Reproduce all records verbatim.
>> BEGIN Data to process
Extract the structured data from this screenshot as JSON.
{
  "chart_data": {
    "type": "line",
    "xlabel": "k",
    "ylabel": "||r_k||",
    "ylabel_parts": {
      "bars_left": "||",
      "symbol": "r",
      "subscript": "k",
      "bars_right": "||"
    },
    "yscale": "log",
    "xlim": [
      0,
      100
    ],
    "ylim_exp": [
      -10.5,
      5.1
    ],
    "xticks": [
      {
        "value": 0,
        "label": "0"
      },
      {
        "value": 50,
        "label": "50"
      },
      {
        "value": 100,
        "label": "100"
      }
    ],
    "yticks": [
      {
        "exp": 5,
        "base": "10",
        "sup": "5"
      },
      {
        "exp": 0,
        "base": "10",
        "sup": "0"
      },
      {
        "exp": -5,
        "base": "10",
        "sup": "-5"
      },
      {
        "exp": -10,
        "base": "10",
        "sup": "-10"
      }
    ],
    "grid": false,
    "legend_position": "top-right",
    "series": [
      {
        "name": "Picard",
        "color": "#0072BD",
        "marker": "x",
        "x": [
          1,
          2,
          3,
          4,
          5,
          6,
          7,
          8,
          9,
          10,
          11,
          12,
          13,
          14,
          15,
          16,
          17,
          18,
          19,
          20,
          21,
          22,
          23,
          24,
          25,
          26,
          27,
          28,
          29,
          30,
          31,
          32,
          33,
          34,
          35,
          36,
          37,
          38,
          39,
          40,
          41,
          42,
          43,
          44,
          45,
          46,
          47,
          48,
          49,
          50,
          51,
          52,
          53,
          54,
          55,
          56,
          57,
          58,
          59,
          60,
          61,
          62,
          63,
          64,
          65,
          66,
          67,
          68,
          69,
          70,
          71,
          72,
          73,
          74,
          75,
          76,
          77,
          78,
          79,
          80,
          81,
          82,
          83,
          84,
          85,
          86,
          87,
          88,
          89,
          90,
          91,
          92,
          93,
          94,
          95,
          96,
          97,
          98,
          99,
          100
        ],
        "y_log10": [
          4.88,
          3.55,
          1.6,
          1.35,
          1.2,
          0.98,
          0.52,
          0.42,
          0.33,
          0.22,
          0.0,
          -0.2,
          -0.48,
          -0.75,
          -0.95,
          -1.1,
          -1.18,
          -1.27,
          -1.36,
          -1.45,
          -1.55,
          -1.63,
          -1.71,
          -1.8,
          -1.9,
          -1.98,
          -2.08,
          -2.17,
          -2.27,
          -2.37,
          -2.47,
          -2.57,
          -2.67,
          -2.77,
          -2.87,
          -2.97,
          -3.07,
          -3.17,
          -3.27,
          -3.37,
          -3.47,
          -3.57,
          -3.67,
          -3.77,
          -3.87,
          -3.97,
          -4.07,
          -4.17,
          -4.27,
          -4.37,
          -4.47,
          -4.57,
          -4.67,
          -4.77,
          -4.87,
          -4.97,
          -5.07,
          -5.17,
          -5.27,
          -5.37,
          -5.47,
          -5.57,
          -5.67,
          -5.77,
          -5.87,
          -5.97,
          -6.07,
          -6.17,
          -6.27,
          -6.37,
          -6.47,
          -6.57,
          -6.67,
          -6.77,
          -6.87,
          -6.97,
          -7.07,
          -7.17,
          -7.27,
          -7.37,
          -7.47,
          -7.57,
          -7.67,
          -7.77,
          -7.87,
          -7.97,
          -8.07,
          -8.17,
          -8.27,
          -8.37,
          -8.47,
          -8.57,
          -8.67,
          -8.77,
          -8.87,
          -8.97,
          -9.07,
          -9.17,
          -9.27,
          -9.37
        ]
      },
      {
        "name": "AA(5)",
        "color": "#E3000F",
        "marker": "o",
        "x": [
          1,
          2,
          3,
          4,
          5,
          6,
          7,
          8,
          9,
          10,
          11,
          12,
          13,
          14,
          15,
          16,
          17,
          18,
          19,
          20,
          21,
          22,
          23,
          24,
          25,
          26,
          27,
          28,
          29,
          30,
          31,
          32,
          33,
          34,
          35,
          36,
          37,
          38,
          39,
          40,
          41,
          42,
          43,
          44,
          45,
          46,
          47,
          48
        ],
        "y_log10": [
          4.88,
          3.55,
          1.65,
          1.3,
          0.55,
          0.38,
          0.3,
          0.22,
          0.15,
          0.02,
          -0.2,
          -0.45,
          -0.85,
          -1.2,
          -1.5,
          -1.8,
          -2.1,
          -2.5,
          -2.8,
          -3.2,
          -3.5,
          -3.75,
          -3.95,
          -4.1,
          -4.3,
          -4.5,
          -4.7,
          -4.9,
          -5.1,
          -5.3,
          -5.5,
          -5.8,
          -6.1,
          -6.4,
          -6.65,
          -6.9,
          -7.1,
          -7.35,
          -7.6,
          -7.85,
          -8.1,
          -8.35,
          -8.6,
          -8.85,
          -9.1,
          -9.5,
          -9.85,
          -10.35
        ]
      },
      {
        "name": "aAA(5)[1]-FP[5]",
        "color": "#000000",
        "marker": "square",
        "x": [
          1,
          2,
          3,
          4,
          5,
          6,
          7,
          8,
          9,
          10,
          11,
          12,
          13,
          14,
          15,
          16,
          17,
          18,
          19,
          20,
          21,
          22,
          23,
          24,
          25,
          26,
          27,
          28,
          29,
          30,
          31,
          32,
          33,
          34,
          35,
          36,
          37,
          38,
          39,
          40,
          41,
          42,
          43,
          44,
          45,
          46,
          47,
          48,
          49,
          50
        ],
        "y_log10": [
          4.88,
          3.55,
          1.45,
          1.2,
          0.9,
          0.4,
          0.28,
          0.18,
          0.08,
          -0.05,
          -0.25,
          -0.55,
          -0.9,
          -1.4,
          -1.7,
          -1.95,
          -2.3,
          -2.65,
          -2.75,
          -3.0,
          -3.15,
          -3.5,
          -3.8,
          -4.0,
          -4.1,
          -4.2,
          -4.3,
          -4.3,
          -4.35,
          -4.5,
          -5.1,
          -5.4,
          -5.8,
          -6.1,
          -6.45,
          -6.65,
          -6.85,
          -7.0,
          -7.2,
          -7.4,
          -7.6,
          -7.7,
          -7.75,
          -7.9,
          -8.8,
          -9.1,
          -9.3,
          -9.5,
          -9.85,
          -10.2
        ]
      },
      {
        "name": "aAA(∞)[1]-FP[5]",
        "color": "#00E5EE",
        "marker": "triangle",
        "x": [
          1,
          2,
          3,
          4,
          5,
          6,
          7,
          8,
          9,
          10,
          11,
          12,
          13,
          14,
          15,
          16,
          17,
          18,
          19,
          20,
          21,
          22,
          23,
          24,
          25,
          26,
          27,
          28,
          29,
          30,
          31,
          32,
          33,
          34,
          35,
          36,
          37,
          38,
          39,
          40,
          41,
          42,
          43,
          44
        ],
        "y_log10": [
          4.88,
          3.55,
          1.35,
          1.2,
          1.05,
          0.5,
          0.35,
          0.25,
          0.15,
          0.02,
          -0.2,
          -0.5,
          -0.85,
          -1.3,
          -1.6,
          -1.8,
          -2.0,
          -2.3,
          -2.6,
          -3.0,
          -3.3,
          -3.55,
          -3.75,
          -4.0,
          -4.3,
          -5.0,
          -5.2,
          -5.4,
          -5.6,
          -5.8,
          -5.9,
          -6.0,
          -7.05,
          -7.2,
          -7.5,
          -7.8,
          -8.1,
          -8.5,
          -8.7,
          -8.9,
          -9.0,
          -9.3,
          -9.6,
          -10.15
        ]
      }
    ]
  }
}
>> END Data to process
■ Finished exercise:
Extract the structured data from this screenshot as JSON.
{
  "chart_data": {
    "type": "line",
    "xlabel": "k",
    "ylabel": "||r_k||",
    "ylabel_parts": {
      "bars_left": "||",
      "symbol": "r",
      "subscript": "k",
      "bars_right": "||"
    },
    "yscale": "log",
    "xlim": [
      0,
      100
    ],
    "ylim_exp": [
      -10.5,
      5.1
    ],
    "xticks": [
      {
        "value": 0,
        "label": "0"
      },
      {
        "value": 50,
        "label": "50"
      },
      {
        "value": 100,
        "label": "100"
      }
    ],
    "yticks": [
      {
        "exp": 5,
        "base": "10",
        "sup": "5"
      },
      {
        "exp": 0,
        "base": "10",
        "sup": "0"
      },
      {
        "exp": -5,
        "base": "10",
        "sup": "-5"
      },
      {
        "exp": -10,
        "base": "10",
        "sup": "-10"
      }
    ],
    "grid": false,
    "legend_position": "top-right",
    "series": [
      {
        "name": "Picard",
        "color": "#0072BD",
        "marker": "x",
        "x": [
          1,
          2,
          3,
          4,
          5,
          6,
          7,
          8,
          9,
          10,
          11,
          12,
          13,
          14,
          15,
          16,
          17,
          18,
          19,
          20,
          21,
          22,
          23,
          24,
          25,
          26,
          27,
          28,
          29,
          30,
          31,
          32,
          33,
          34,
          35,
          36,
          37,
          38,
          39,
          40,
          41,
          42,
          43,
          44,
          45,
          46,
          47,
          48,
          49,
          50,
          51,
          52,
          53,
          54,
          55,
          56,
          57,
          58,
          59,
          60,
          61,
          62,
          63,
          64,
          65,
          66,
          67,
          68,
          69,
          70,
          71,
          72,
          73,
          74,
          75,
          76,
          77,
          78,
          79,
          80,
          81,
          82,
          83,
          84,
          85,
          86,
          87,
          88,
          89,
          90,
          91,
          92,
          93,
          94,
          95,
          96,
          97,
          98,
          99,
          100
        ],
        "y_log10": [
          4.88,
          3.55,
          1.6,
          1.35,
          1.2,
          0.98,
          0.52,
          0.42,
          0.33,
          0.22,
          0.0,
          -0.2,
          -0.48,
          -0.75,
          -0.95,
          -1.1,
          -1.18,
          -1.27,
          -1.36,
          -1.45,
          -1.55,
          -1.63,
          -1.71,
          -1.8,
          -1.9,
          -1.98,
          -2.08,
          -2.17,
          -2.27,
          -2.37,
          -2.47,
          -2.57,
          -2.67,
          -2.77,
          -2.87,
          -2.97,
          -3.07,
          -3.17,
          -3.27,
          -3.37,
          -3.47,
          -3.57,
          -3.67,
          -3.77,
          -3.87,
          -3.97,
          -4.07,
          -4.17,
          -4.27,
          -4.37,
          -4.47,
          -4.57,
          -4.67,
          -4.77,
          -4.87,
          -4.97,
          -5.07,
          -5.17,
          -5.27,
          -5.37,
          -5.47,
          -5.57,
          -5.67,
          -5.77,
          -5.87,
          -5.97,
          -6.07,
          -6.17,
          -6.27,
          -6.37,
          -6.47,
          -6.57,
          -6.67,
          -6.77,
          -6.87,
          -6.97,
          -7.07,
          -7.17,
          -7.27,
          -7.37,
          -7.47,
          -7.57,
          -7.67,
          -7.77,
          -7.87,
          -7.97,
          -8.07,
          -8.17,
          -8.27,
          -8.37,
          -8.47,
          -8.57,
          -8.67,
          -8.77,
          -8.87,
          -8.97,
          -9.07,
          -9.17,
          -9.27,
          -9.37
        ]
      },
      {
        "name": "AA(5)",
        "color": "#E3000F",
        "marker": "o",
        "x": [
          1,
          2,
          3,
          4,
          5,
          6,
          7,
          8,
          9,
          10,
          11,
          12,
          13,
          14,
          15,
          16,
          17,
          18,
          19,
          20,
          21,
          22,
          23,
          24,
          25,
          26,
          27,
          28,
          29,
          30,
          31,
          32,
          33,
          34,
          35,
          36,
          37,
          38,
          39,
          40,
          41,
          42,
          43,
          44,
          45,
          46,
          47,
          48
        ],
        "y_log10": [
          4.88,
          3.55,
          1.65,
          1.3,
          0.55,
          0.38,
          0.3,
          0.22,
          0.15,
          0.02,
          -0.2,
          -0.45,
          -0.85,
          -1.2,
          -1.5,
          -1.8,
          -2.1,
          -2.5,
          -2.8,
          -3.2,
          -3.5,
          -3.75,
          -3.95,
          -4.1,
          -4.3,
          -4.5,
          -4.7,
          -4.9,
          -5.1,
          -5.3,
          -5.5,
          -5.8,
          -6.1,
          -6.4,
          -6.65,
          -6.9,
          -7.1,
          -7.35,
          -7.6,
          -7.85,
          -8.1,
          -8.35,
          -8.6,
          -8.85,
          -9.1,
          -9.5,
          -9.85,
          -10.35
        ]
      },
      {
        "name": "aAA(5)[1]-FP[5]",
        "color": "#000000",
        "marker": "square",
        "x": [
          1,
          2,
          3,
          4,
          5,
          6,
          7,
          8,
          9,
          10,
          11,
          12,
          13,
          14,
          15,
          16,
          17,
          18,
          19,
          20,
          21,
          22,
          23,
          24,
          25,
          26,
          27,
          28,
          29,
          30,
          31,
          32,
          33,
          34,
          35,
          36,
          37,
          38,
          39,
          40,
          41,
          42,
          43,
          44,
          45,
          46,
          47,
          48,
          49,
          50
        ],
        "y_log10": [
          4.88,
          3.55,
          1.45,
          1.2,
          0.9,
          0.4,
          0.28,
          0.18,
          0.08,
          -0.05,
          -0.25,
          -0.55,
          -0.9,
          -1.4,
          -1.7,
          -1.95,
          -2.3,
          -2.65,
          -2.75,
          -3.0,
          -3.15,
          -3.5,
          -3.8,
          -4.0,
          -4.1,
          -4.2,
          -4.3,
          -4.3,
          -4.35,
          -4.5,
          -5.1,
          -5.4,
          -5.8,
          -6.1,
          -6.45,
          -6.65,
          -6.85,
          -7.0,
          -7.2,
          -7.4,
          -7.6,
          -7.7,
          -7.75,
          -7.9,
          -8.8,
          -9.1,
          -9.3,
          -9.5,
          -9.85,
          -10.2
        ]
      },
      {
        "name": "aAA(∞)[1]-FP[5]",
        "color": "#00E5EE",
        "marker": "triangle",
        "x": [
          1,
          2,
          3,
          4,
          5,
          6,
          7,
          8,
          9,
          10,
          11,
          12,
          13,
          14,
          15,
          16,
          17,
          18,
          19,
          20,
          21,
          22,
          23,
          24,
          25,
          26,
          27,
          28,
          29,
          30,
          31,
          32,
          33,
          34,
          35,
          36,
          37,
          38,
          39,
          40,
          41,
          42,
          43,
          44
        ],
        "y_log10": [
          4.88,
          3.55,
          1.35,
          1.2,
          1.05,
          0.5,
          0.35,
          0.25,
          0.15,
          0.02,
          -0.2,
          -0.5,
          -0.85,
          -1.3,
          -1.6,
          -1.8,
          -2.0,
          -2.3,
          -2.6,
          -3.0,
          -3.3,
          -3.55,
          -3.75,
          -4.0,
          -4.3,
          -5.0,
          -5.2,
          -5.4,
          -5.6,
          -5.8,
          -5.9,
          -6.0,
          -7.05,
          -7.2,
          -7.5,
          -7.8,
          -8.1,
          -8.5,
          -8.7,
          -8.9,
          -9.0,
          -9.3,
          -9.6,
          -10.15
        ]
      }
    ]
  }
}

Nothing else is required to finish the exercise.